▶ _EXERCISE_
Please print every record below exactly as it appears.
++++ TASK INPUT ++++
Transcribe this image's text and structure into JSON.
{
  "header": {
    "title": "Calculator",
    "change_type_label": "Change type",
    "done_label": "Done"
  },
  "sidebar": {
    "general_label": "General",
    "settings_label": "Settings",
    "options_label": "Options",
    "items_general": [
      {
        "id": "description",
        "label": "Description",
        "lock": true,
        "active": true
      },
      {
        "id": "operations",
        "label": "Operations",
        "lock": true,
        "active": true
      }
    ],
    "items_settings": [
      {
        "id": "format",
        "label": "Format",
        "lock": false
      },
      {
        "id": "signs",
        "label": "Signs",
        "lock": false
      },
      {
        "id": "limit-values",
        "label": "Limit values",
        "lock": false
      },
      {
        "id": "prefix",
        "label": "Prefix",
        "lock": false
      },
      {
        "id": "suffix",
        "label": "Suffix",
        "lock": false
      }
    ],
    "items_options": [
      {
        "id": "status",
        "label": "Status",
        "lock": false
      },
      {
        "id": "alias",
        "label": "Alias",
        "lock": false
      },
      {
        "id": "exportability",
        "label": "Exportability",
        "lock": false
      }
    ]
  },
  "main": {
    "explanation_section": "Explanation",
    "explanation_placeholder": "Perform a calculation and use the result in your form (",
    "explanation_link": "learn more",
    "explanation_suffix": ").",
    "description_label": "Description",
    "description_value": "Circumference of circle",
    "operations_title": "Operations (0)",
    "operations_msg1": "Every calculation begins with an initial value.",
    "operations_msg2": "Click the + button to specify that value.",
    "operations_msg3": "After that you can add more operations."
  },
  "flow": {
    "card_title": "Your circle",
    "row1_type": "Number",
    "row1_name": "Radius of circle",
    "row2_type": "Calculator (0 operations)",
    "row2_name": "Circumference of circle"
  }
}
++++
▶ _REPLY TO THE EXERCISE_
Transcribe this image's text and structure into JSON.
{
  "header": {
    "title": "Calculator",
    "change_type_label": "Change type",
    "done_label": "Done"
  },
  "sidebar": {
    "general_label": "General",
    "settings_label": "Settings",
    "options_label": "Options",
    "items_general": [
      {
        "id": "description",
        "label": "Description",
        "lock": true,
        "active": true
      },
      {
        "id": "operations",
        "label": "Operations",
        "lock": true,
        "active": true
      }
    ],
    "items_settings": [
      {
        "id": "format",
        "label": "Format",
        "lock": false
      },
      {
        "id": "signs",
        "label": "Signs",
        "lock": false
      },
      {
        "id": "limit-values",
        "label": "Limit values",
        "lock": false
      },
      {
        "id": "prefix",
        "label": "Prefix",
        "lock": false
      },
      {
        "id": "suffix",
        "label": "Suffix",
        "lock": false
      }
    ],
    "items_options": [
      {
        "id": "status",
        "label": "Status",
        "lock": false
      },
      {
        "id": "alias",
        "label": "Alias",
        "lock": false
      },
      {
        "id": "exportability",
        "label": "Exportability",
        "lock": false
      }
    ]
  },
  "main": {
    "explanation_section": "Explanation",
    "explanation_placeholder": "Perform a calculation and use the result in your form (",
    "explanation_link": "learn more",
    "explanation_suffix": ").",
    "description_label": "Description",
    "description_value": "Circumference of circle",
    "operations_title": "Operations (0)",
    "operations_msg1": "Every calculation begins with an initial value.",
    "operations_msg2": "Click the + button to specify that value.",
    "operations_msg3": "After that you can add more operations."
  },
  "flow": {
    "card_title": "Your circle",
    "row1_type": "Number",
    "row1_name": "Radius of circle",
    "row2_type": "Calculator (0 operations)",
    "row2_name": "Circumference of circle"
  }
}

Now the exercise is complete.